**Records provided:**

::::

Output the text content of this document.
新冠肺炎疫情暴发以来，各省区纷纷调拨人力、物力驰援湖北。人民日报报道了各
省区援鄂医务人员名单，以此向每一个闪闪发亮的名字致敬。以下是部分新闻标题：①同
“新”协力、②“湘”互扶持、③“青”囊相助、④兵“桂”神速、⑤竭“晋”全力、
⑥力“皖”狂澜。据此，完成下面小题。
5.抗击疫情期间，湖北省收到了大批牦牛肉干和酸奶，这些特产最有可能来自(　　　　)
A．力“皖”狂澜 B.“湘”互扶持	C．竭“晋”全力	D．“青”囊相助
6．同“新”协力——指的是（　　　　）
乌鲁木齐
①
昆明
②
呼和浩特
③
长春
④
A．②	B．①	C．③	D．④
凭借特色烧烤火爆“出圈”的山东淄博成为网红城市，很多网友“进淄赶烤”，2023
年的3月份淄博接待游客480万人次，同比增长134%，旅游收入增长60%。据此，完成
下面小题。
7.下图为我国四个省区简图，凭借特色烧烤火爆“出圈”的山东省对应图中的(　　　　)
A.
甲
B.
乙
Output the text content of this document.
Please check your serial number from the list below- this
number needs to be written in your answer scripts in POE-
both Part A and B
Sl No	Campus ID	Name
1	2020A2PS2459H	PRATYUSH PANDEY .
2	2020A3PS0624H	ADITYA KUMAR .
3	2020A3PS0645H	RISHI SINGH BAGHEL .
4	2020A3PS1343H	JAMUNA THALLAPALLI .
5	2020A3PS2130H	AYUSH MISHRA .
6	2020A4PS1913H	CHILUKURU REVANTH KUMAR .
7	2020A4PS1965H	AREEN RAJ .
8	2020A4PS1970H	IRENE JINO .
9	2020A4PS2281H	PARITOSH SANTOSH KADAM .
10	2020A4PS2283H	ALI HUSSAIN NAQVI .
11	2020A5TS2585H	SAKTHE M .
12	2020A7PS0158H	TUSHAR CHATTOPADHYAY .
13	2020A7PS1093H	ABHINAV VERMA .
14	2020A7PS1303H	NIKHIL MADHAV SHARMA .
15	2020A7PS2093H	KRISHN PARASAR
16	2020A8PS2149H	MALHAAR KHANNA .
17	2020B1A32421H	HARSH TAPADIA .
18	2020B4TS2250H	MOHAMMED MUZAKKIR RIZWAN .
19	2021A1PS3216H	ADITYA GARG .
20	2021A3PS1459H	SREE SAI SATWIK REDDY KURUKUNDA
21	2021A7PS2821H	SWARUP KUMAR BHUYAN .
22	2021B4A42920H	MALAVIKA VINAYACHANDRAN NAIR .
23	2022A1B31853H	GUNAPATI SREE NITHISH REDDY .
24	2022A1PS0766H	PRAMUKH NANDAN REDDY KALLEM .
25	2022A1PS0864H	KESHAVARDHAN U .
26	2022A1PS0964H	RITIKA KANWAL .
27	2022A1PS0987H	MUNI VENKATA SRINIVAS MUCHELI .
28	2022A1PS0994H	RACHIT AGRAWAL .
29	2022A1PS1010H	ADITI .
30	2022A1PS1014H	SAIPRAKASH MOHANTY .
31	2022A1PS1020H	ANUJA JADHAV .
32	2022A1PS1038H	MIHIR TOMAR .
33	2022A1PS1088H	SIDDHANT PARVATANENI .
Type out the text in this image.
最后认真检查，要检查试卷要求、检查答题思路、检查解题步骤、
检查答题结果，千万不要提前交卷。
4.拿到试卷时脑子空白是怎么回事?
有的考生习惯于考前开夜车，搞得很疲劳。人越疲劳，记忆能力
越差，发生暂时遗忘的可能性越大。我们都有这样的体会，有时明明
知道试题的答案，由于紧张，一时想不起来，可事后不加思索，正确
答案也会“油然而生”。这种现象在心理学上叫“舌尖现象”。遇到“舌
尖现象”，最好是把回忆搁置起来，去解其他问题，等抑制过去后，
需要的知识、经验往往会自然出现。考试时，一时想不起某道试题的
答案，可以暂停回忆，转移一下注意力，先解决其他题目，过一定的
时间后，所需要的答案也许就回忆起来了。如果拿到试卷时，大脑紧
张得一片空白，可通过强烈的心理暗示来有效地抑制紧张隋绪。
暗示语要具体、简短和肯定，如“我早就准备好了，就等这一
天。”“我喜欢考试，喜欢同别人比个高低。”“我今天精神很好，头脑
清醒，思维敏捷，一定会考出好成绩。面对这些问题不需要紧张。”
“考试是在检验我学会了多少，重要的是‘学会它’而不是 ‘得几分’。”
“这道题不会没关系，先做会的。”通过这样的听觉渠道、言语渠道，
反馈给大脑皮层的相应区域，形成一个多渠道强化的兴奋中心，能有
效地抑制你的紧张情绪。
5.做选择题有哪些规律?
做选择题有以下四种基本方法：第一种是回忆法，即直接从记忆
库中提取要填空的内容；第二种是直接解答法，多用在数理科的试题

::::

**Do this:**
Among the lines of the data above, determine how many contain the word "KUMAR". Report the number alone.

**Written solution:**
3